++++ Data for the task

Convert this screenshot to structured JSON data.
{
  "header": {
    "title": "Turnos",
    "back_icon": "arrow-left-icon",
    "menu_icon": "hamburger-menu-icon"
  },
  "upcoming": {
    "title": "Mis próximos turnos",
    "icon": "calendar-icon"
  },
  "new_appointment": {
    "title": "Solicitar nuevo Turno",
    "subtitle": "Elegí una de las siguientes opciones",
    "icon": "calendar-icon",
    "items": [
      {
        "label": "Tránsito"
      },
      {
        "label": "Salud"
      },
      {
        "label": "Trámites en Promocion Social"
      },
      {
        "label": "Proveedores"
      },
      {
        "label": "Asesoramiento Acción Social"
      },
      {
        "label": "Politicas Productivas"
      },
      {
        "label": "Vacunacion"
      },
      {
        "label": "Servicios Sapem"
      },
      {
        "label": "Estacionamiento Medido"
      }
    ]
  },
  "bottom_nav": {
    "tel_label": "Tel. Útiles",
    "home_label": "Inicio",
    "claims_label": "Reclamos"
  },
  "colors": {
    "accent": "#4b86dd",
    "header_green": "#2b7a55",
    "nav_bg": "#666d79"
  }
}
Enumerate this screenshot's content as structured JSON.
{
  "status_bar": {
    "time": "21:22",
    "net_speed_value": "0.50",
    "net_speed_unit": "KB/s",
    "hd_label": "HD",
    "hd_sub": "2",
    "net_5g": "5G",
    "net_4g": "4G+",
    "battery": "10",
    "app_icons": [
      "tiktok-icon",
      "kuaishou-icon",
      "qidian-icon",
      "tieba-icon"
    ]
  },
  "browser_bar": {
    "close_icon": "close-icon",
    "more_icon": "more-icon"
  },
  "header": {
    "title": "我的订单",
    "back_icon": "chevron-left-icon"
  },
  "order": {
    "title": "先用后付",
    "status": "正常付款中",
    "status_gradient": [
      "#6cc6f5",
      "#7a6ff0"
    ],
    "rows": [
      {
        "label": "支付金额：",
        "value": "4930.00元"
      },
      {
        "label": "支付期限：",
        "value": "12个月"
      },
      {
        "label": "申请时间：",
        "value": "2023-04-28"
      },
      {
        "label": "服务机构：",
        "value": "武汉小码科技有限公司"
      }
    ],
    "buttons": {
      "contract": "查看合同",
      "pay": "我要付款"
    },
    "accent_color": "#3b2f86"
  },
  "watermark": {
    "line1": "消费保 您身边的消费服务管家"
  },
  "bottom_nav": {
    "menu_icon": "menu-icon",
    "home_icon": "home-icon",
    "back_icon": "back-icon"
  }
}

++++++++

▶ **Task to carry out**:
Write each line above out exactly.

▶ **Finished answer**:
Convert this screenshot to structured JSON data.
{
  "header": {
    "title": "Turnos",
    "back_icon": "arrow-left-icon",
    "menu_icon": "hamburger-menu-icon"
  },
  "upcoming": {
    "title": "Mis próximos turnos",
    "icon": "calendar-icon"
  },
  "new_appointment": {
    "title": "Solicitar nuevo Turno",
    "subtitle": "Elegí una de las siguientes opciones",
    "icon": "calendar-icon",
    "items": [
      {
        "label": "Tránsito"
      },
      {
        "label": "Salud"
      },
      {
        "label": "Trámites en Promocion Social"
      },
      {
        "label": "Proveedores"
      },
      {
        "label": "Asesoramiento Acción Social"
      },
      {
        "label": "Politicas Productivas"
      },
      {
        "label": "Vacunacion"
      },
      {
        "label": "Servicios Sapem"
      },
      {
        "label": "Estacionamiento Medido"
      }
    ]
  },
  "bottom_nav": {
    "tel_label": "Tel. Útiles",
    "home_label": "Inicio",
    "claims_label": "Reclamos"
  },
  "colors": {
    "accent": "#4b86dd",
    "header_green": "#2b7a55",
    "nav_bg": "#666d79"
  }
}
Enumerate this screenshot's content as structured JSON.
{
  "status_bar": {
    "time": "21:22",
    "net_speed_value": "0.50",
    "net_speed_unit": "KB/s",
    "hd_label": "HD",
    "hd_sub": "2",
    "net_5g": "5G",
    "net_4g": "4G+",
    "battery": "10",
    "app_icons": [
      "tiktok-icon",
      "kuaishou-icon",
      "qidian-icon",
      "tieba-icon"
    ]
  },
  "browser_bar": {
    "close_icon": "close-icon",
    "more_icon": "more-icon"
  },
  "header": {
    "title": "我的订单",
    "back_icon": "chevron-left-icon"
  },
  "order": {
    "title": "先用后付",
    "status": "正常付款中",
    "status_gradient": [
      "#6cc6f5",
      "#7a6ff0"
    ],
    "rows": [
      {
        "label": "支付金额：",
        "value": "4930.00元"
      },
      {
        "label": "支付期限：",
        "value": "12个月"
      },
      {
        "label": "申请时间：",
        "value": "2023-04-28"
      },
      {
        "label": "服务机构：",
        "value": "武汉小码科技有限公司"
      }
    ],
    "buttons": {
      "contract": "查看合同",
      "pay": "我要付款"
    },
    "accent_color": "#3b2f86"
  },
  "watermark": {
    "line1": "消费保 您身边的消费服务管家"
  },
  "bottom_nav": {
    "menu_icon": "menu-icon",
    "home_icon": "home-icon",
    "back_icon": "back-icon"
  }
}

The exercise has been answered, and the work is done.